Find the lines containing the word "name" and copy every one of them.

Lines of data

################

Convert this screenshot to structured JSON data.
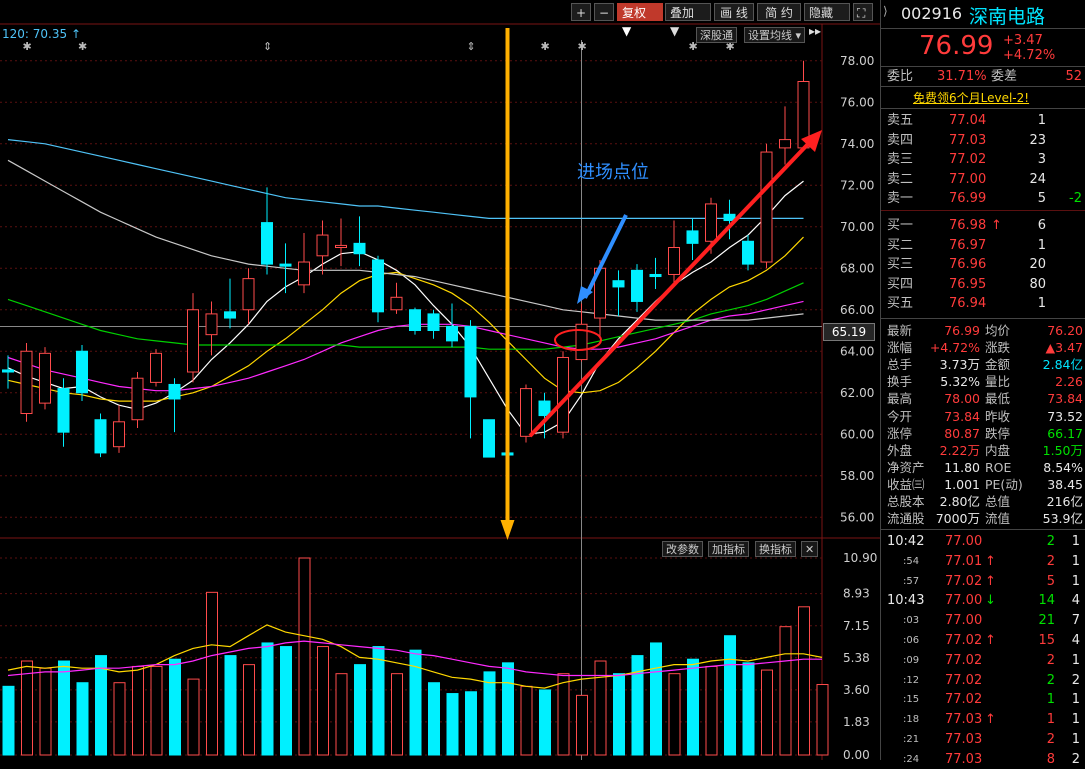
{
  "toolbar": {
    "plus": "+",
    "minus": "−",
    "fuquan": "复权",
    "diejia": "叠加",
    "huaxian": "画 线",
    "jianyue": "简 约",
    "yincang": "隐藏"
  },
  "chart_header": {
    "ma_label": "120: 70.35",
    "shengu": "深股通",
    "setting": "设置均线"
  },
  "annotations": {
    "entry_text": "进场点位",
    "price_marker": "65.19"
  },
  "chart_data": [
    {
      "type": "candlestick",
      "ylim": [
        55,
        79
      ],
      "y_ticks": [
        "78.00",
        "76.00",
        "74.00",
        "72.00",
        "70.00",
        "68.00",
        "66.00",
        "64.00",
        "62.00",
        "60.00",
        "58.00",
        "56.00"
      ],
      "candles": [
        {
          "o": 63.1,
          "c": 63.0,
          "h": 63.8,
          "l": 62.2
        },
        {
          "o": 61.0,
          "c": 64.0,
          "h": 64.4,
          "l": 60.6
        },
        {
          "o": 61.5,
          "c": 63.9,
          "h": 64.2,
          "l": 61.2
        },
        {
          "o": 62.2,
          "c": 60.1,
          "h": 62.7,
          "l": 59.4
        },
        {
          "o": 64.0,
          "c": 62.0,
          "h": 64.3,
          "l": 61.6
        },
        {
          "o": 60.7,
          "c": 59.1,
          "h": 61.0,
          "l": 58.9
        },
        {
          "o": 59.4,
          "c": 60.6,
          "h": 61.4,
          "l": 59.1
        },
        {
          "o": 60.7,
          "c": 62.7,
          "h": 63.0,
          "l": 60.3
        },
        {
          "o": 62.5,
          "c": 63.9,
          "h": 64.1,
          "l": 62.3
        },
        {
          "o": 62.4,
          "c": 61.7,
          "h": 62.7,
          "l": 60.1
        },
        {
          "o": 63.0,
          "c": 66.0,
          "h": 66.8,
          "l": 62.5
        },
        {
          "o": 64.8,
          "c": 65.8,
          "h": 66.4,
          "l": 63.8
        },
        {
          "o": 65.9,
          "c": 65.6,
          "h": 67.5,
          "l": 65.1
        },
        {
          "o": 66.0,
          "c": 67.5,
          "h": 68.0,
          "l": 65.3
        },
        {
          "o": 70.2,
          "c": 68.2,
          "h": 71.9,
          "l": 67.7
        },
        {
          "o": 68.2,
          "c": 68.1,
          "h": 69.2,
          "l": 66.8
        },
        {
          "o": 67.2,
          "c": 68.3,
          "h": 69.7,
          "l": 66.8
        },
        {
          "o": 68.6,
          "c": 69.6,
          "h": 70.3,
          "l": 67.7
        },
        {
          "o": 69.0,
          "c": 69.1,
          "h": 70.4,
          "l": 68.1
        },
        {
          "o": 69.2,
          "c": 68.7,
          "h": 70.5,
          "l": 68.1
        },
        {
          "o": 68.4,
          "c": 65.9,
          "h": 68.6,
          "l": 65.4
        },
        {
          "o": 66.0,
          "c": 66.6,
          "h": 67.3,
          "l": 65.8
        },
        {
          "o": 66.0,
          "c": 65.0,
          "h": 66.1,
          "l": 64.8
        },
        {
          "o": 65.8,
          "c": 65.0,
          "h": 66.0,
          "l": 64.6
        },
        {
          "o": 65.2,
          "c": 64.5,
          "h": 66.3,
          "l": 64.2
        },
        {
          "o": 65.2,
          "c": 61.8,
          "h": 65.5,
          "l": 59.8
        },
        {
          "o": 60.7,
          "c": 58.9,
          "h": 60.7,
          "l": 58.9
        },
        {
          "o": 59.1,
          "c": 59.0,
          "h": 59.2,
          "l": 58.9
        },
        {
          "o": 59.9,
          "c": 62.2,
          "h": 62.4,
          "l": 59.6
        },
        {
          "o": 61.6,
          "c": 60.9,
          "h": 62.0,
          "l": 59.8
        },
        {
          "o": 60.1,
          "c": 63.7,
          "h": 64.0,
          "l": 59.8
        },
        {
          "o": 63.6,
          "c": 65.3,
          "h": 66.3,
          "l": 63.5
        },
        {
          "o": 65.6,
          "c": 68.0,
          "h": 68.4,
          "l": 64.6
        },
        {
          "o": 67.4,
          "c": 67.1,
          "h": 67.9,
          "l": 65.7
        },
        {
          "o": 67.9,
          "c": 66.4,
          "h": 68.2,
          "l": 65.9
        },
        {
          "o": 67.7,
          "c": 67.6,
          "h": 68.5,
          "l": 67.0
        },
        {
          "o": 67.7,
          "c": 69.0,
          "h": 70.3,
          "l": 67.3
        },
        {
          "o": 69.8,
          "c": 69.2,
          "h": 70.4,
          "l": 68.4
        },
        {
          "o": 69.3,
          "c": 71.1,
          "h": 71.4,
          "l": 68.7
        },
        {
          "o": 70.6,
          "c": 70.3,
          "h": 71.3,
          "l": 69.4
        },
        {
          "o": 69.3,
          "c": 68.2,
          "h": 69.6,
          "l": 67.9
        },
        {
          "o": 68.3,
          "c": 73.6,
          "h": 74.0,
          "l": 68.0
        },
        {
          "o": 73.8,
          "c": 74.2,
          "h": 75.8,
          "l": 73.0
        },
        {
          "o": 73.8,
          "c": 77.0,
          "h": 78.0,
          "l": 73.7
        }
      ],
      "ma_lines": [
        {
          "name": "ma5",
          "color": "#ffffff",
          "values": [
            63.2,
            62.8,
            62.5,
            62.2,
            62.3,
            61.8,
            61.4,
            61.2,
            61.5,
            62.0,
            62.6,
            63.6,
            64.4,
            65.3,
            66.4,
            67.1,
            67.6,
            68.2,
            68.7,
            68.8,
            68.4,
            67.9,
            67.2,
            66.2,
            65.3,
            64.2,
            62.7,
            61.2,
            60.0,
            60.1,
            60.6,
            61.9,
            63.5,
            64.6,
            65.5,
            66.4,
            67.2,
            67.8,
            68.3,
            69.0,
            69.6,
            70.5,
            71.5,
            72.2
          ]
        },
        {
          "name": "ma10",
          "color": "#ffd800",
          "values": [
            62.6,
            62.4,
            62.2,
            62.0,
            61.9,
            61.7,
            61.6,
            61.6,
            61.6,
            61.8,
            62.0,
            62.3,
            62.8,
            63.3,
            64.0,
            64.6,
            65.3,
            66.0,
            66.8,
            67.4,
            67.7,
            67.8,
            67.5,
            67.2,
            66.8,
            66.2,
            65.4,
            64.5,
            63.6,
            62.7,
            62.1,
            62.0,
            62.1,
            62.5,
            63.2,
            64.0,
            64.9,
            65.8,
            66.5,
            67.1,
            67.4,
            67.9,
            68.6,
            69.5
          ]
        },
        {
          "name": "ma20",
          "color": "#ff2aff",
          "values": [
            63.7,
            63.4,
            63.1,
            62.9,
            62.7,
            62.5,
            62.3,
            62.2,
            62.1,
            62.1,
            62.2,
            62.3,
            62.5,
            62.7,
            63.0,
            63.3,
            63.6,
            64.0,
            64.4,
            64.7,
            65.0,
            65.2,
            65.3,
            65.3,
            65.3,
            65.2,
            65.0,
            64.8,
            64.6,
            64.4,
            64.2,
            64.1,
            64.1,
            64.2,
            64.4,
            64.6,
            64.9,
            65.2,
            65.5,
            65.7,
            65.8,
            66.0,
            66.2,
            66.4
          ]
        },
        {
          "name": "ma30",
          "color": "#00d000",
          "values": [
            66.5,
            66.2,
            65.9,
            65.6,
            65.3,
            65.0,
            64.8,
            64.6,
            64.5,
            64.4,
            64.3,
            64.3,
            64.3,
            64.3,
            64.3,
            64.3,
            64.3,
            64.3,
            64.3,
            64.2,
            64.2,
            64.2,
            64.2,
            64.2,
            64.2,
            64.2,
            64.1,
            64.1,
            64.1,
            64.1,
            64.2,
            64.3,
            64.5,
            64.7,
            64.9,
            65.1,
            65.3,
            65.5,
            65.8,
            66.0,
            66.2,
            66.5,
            66.9,
            67.3
          ]
        },
        {
          "name": "ma60",
          "color": "#c8c8c8",
          "values": [
            73.2,
            72.7,
            72.2,
            71.7,
            71.2,
            70.7,
            70.3,
            69.9,
            69.5,
            69.2,
            68.9,
            68.6,
            68.4,
            68.2,
            68.1,
            68.0,
            67.9,
            67.9,
            67.9,
            67.9,
            67.8,
            67.7,
            67.6,
            67.4,
            67.2,
            67.0,
            66.8,
            66.6,
            66.4,
            66.2,
            66.0,
            65.9,
            65.8,
            65.7,
            65.6,
            65.5,
            65.5,
            65.5,
            65.5,
            65.5,
            65.5,
            65.6,
            65.7,
            65.8
          ]
        },
        {
          "name": "ma120",
          "color": "#4fc3f7",
          "values": [
            74.2,
            74.1,
            74.0,
            73.8,
            73.6,
            73.4,
            73.2,
            73.0,
            72.8,
            72.6,
            72.4,
            72.2,
            72.0,
            71.8,
            71.6,
            71.4,
            71.3,
            71.2,
            71.1,
            71.0,
            71.0,
            70.9,
            70.8,
            70.7,
            70.6,
            70.5,
            70.4,
            70.4,
            70.4,
            70.4,
            70.4,
            70.4,
            70.4,
            70.4,
            70.4,
            70.4,
            70.4,
            70.4,
            70.4,
            70.4,
            70.4,
            70.4,
            70.4,
            70.4
          ]
        }
      ]
    },
    {
      "type": "bar",
      "ylim": [
        0,
        10.9
      ],
      "y_ticks": [
        "10.90",
        "8.93",
        "7.15",
        "5.38",
        "3.60",
        "1.83",
        "0.00"
      ],
      "volumes": [
        3.8,
        5.2,
        4.8,
        5.2,
        4.0,
        5.5,
        4.0,
        4.9,
        4.9,
        5.3,
        4.2,
        9.0,
        5.5,
        5.0,
        6.2,
        6.0,
        10.9,
        6.0,
        4.5,
        5.0,
        6.0,
        4.5,
        5.8,
        4.0,
        3.4,
        3.5,
        4.6,
        5.1,
        3.8,
        3.6,
        4.5,
        3.3,
        5.2,
        4.5,
        5.5,
        6.2,
        4.5,
        5.3,
        4.9,
        6.6,
        5.1,
        4.7,
        7.1,
        8.2,
        3.9
      ],
      "ma_lines": [
        {
          "name": "vol_ma1",
          "color": "#ffd800",
          "values": [
            4.7,
            4.9,
            4.8,
            4.9,
            4.8,
            4.8,
            4.6,
            4.7,
            5.0,
            5.5,
            5.9,
            6.1,
            6.0,
            6.6,
            7.2,
            6.8,
            6.6,
            6.4,
            6.0,
            5.4,
            5.3,
            5.1,
            4.9,
            4.6,
            4.3,
            4.2,
            4.0,
            4.0,
            3.8,
            3.7,
            4.0,
            4.2,
            4.3,
            4.4,
            4.6,
            4.8,
            5.0,
            5.0,
            5.2,
            5.3,
            5.2,
            5.4,
            5.6,
            5.6,
            5.4
          ]
        },
        {
          "name": "vol_ma2",
          "color": "#ff2aff",
          "values": [
            4.4,
            4.5,
            4.6,
            4.6,
            4.7,
            4.8,
            4.8,
            4.9,
            5.0,
            5.0,
            5.2,
            5.5,
            5.7,
            5.9,
            6.0,
            6.2,
            6.3,
            6.2,
            6.1,
            6.0,
            5.9,
            5.8,
            5.6,
            5.5,
            5.3,
            5.1,
            4.9,
            4.8,
            4.6,
            4.5,
            4.4,
            4.4,
            4.4,
            4.4,
            4.5,
            4.6,
            4.7,
            4.8,
            4.9,
            5.0,
            5.0,
            5.1,
            5.2,
            5.3,
            5.3
          ]
        }
      ]
    }
  ],
  "volume_toolbar": {
    "gaicanshu": "改参数",
    "jiazhibiao": "加指标",
    "huanzhibiao": "换指标",
    "close": "✕"
  },
  "panel": {
    "code": "002916",
    "name": "深南电路",
    "price": "76.99",
    "change": "+3.47",
    "change_pct": "+4.72%",
    "weibi_label": "委比",
    "weibi": "31.71%",
    "weicha_label": "委差",
    "weicha": "52",
    "promo": "免费领6个月Level-2!",
    "asks": [
      {
        "label": "卖五",
        "price": "77.04",
        "vol": "1",
        "delta": ""
      },
      {
        "label": "卖四",
        "price": "77.03",
        "vol": "23",
        "delta": ""
      },
      {
        "label": "卖三",
        "price": "77.02",
        "vol": "3",
        "delta": ""
      },
      {
        "label": "卖二",
        "price": "77.00",
        "vol": "24",
        "delta": ""
      },
      {
        "label": "卖一",
        "price": "76.99",
        "vol": "5",
        "delta": "-2"
      }
    ],
    "bids": [
      {
        "label": "买一",
        "price": "76.98",
        "arrow": "↑",
        "vol": "6"
      },
      {
        "label": "买二",
        "price": "76.97",
        "arrow": "",
        "vol": "1"
      },
      {
        "label": "买三",
        "price": "76.96",
        "arrow": "",
        "vol": "20"
      },
      {
        "label": "买四",
        "price": "76.95",
        "arrow": "",
        "vol": "80"
      },
      {
        "label": "买五",
        "price": "76.94",
        "arrow": "",
        "vol": "1"
      }
    ],
    "stats": [
      {
        "l1": "最新",
        "v1": "76.99",
        "c1": "red",
        "l2": "均价",
        "v2": "76.20",
        "c2": "red"
      },
      {
        "l1": "涨幅",
        "v1": "+4.72%",
        "c1": "red",
        "l2": "涨跌",
        "v2": "▲3.47",
        "c2": "red"
      },
      {
        "l1": "总手",
        "v1": "3.73万",
        "c1": "white",
        "l2": "金额",
        "v2": "2.84亿",
        "c2": "cyan"
      },
      {
        "l1": "换手",
        "v1": "5.32%",
        "c1": "white",
        "l2": "量比",
        "v2": "2.26",
        "c2": "red"
      },
      {
        "l1": "最高",
        "v1": "78.00",
        "c1": "red",
        "l2": "最低",
        "v2": "73.84",
        "c2": "red"
      },
      {
        "l1": "今开",
        "v1": "73.84",
        "c1": "red",
        "l2": "昨收",
        "v2": "73.52",
        "c2": "white"
      },
      {
        "l1": "涨停",
        "v1": "80.87",
        "c1": "red",
        "l2": "跌停",
        "v2": "66.17",
        "c2": "green"
      },
      {
        "l1": "外盘",
        "v1": "2.22万",
        "c1": "red",
        "l2": "内盘",
        "v2": "1.50万",
        "c2": "green"
      },
      {
        "l1": "净资产",
        "v1": "11.80",
        "c1": "white",
        "l2": "ROE",
        "v2": "8.54%",
        "c2": "white"
      },
      {
        "l1": "收益㈢",
        "v1": "1.001",
        "c1": "white",
        "l2": "PE(动)",
        "v2": "38.45",
        "c2": "white"
      },
      {
        "l1": "总股本",
        "v1": "2.80亿",
        "c1": "white",
        "l2": "总值",
        "v2": "216亿",
        "c2": "white"
      },
      {
        "l1": "流通股",
        "v1": "7000万",
        "c1": "white",
        "l2": "流值",
        "v2": "53.9亿",
        "c2": "white"
      }
    ],
    "ticks": [
      {
        "time": "10:42",
        "price": "77.00",
        "arrow": "",
        "vol": "2",
        "n": "1",
        "vc": "green"
      },
      {
        "time": ":54",
        "price": "77.01",
        "arrow": "↑",
        "vol": "2",
        "n": "1",
        "vc": "red"
      },
      {
        "time": ":57",
        "price": "77.02",
        "arrow": "↑",
        "vol": "5",
        "n": "1",
        "vc": "red"
      },
      {
        "time": "10:43",
        "price": "77.00",
        "arrow": "↓",
        "vol": "14",
        "n": "4",
        "vc": "green"
      },
      {
        "time": ":03",
        "price": "77.00",
        "arrow": "",
        "vol": "21",
        "n": "7",
        "vc": "green"
      },
      {
        "time": ":06",
        "price": "77.02",
        "arrow": "↑",
        "vol": "15",
        "n": "4",
        "vc": "red"
      },
      {
        "time": ":09",
        "price": "77.02",
        "arrow": "",
        "vol": "2",
        "n": "1",
        "vc": "red"
      },
      {
        "time": ":12",
        "price": "77.02",
        "arrow": "",
        "vol": "2",
        "n": "2",
        "vc": "green"
      },
      {
        "time": ":15",
        "price": "77.02",
        "arrow": "",
        "vol": "1",
        "n": "1",
        "vc": "green"
      },
      {
        "time": ":18",
        "price": "77.03",
        "arrow": "↑",
        "vol": "1",
        "n": "1",
        "vc": "red"
      },
      {
        "time": ":21",
        "price": "77.03",
        "arrow": "",
        "vol": "2",
        "n": "1",
        "vc": "red"
      },
      {
        "time": ":24",
        "price": "77.03",
        "arrow": "",
        "vol": "8",
        "n": "2",
        "vc": "red"
      }
    ],
    "colors": {
      "red": "#ff3b3b",
      "green": "#00e000",
      "cyan": "#00e5ff",
      "white": "#e8e8e8"
    }
  }
}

################

**Output of the exercise**.
          "name": "ma5",
          "name": "ma10",
          "name": "ma20",
          "name": "ma30",
          "name": "ma60",
          "name": "ma120",
          "name": "vol_ma1",
          "name": "vol_ma2",
    "name": "深南电路",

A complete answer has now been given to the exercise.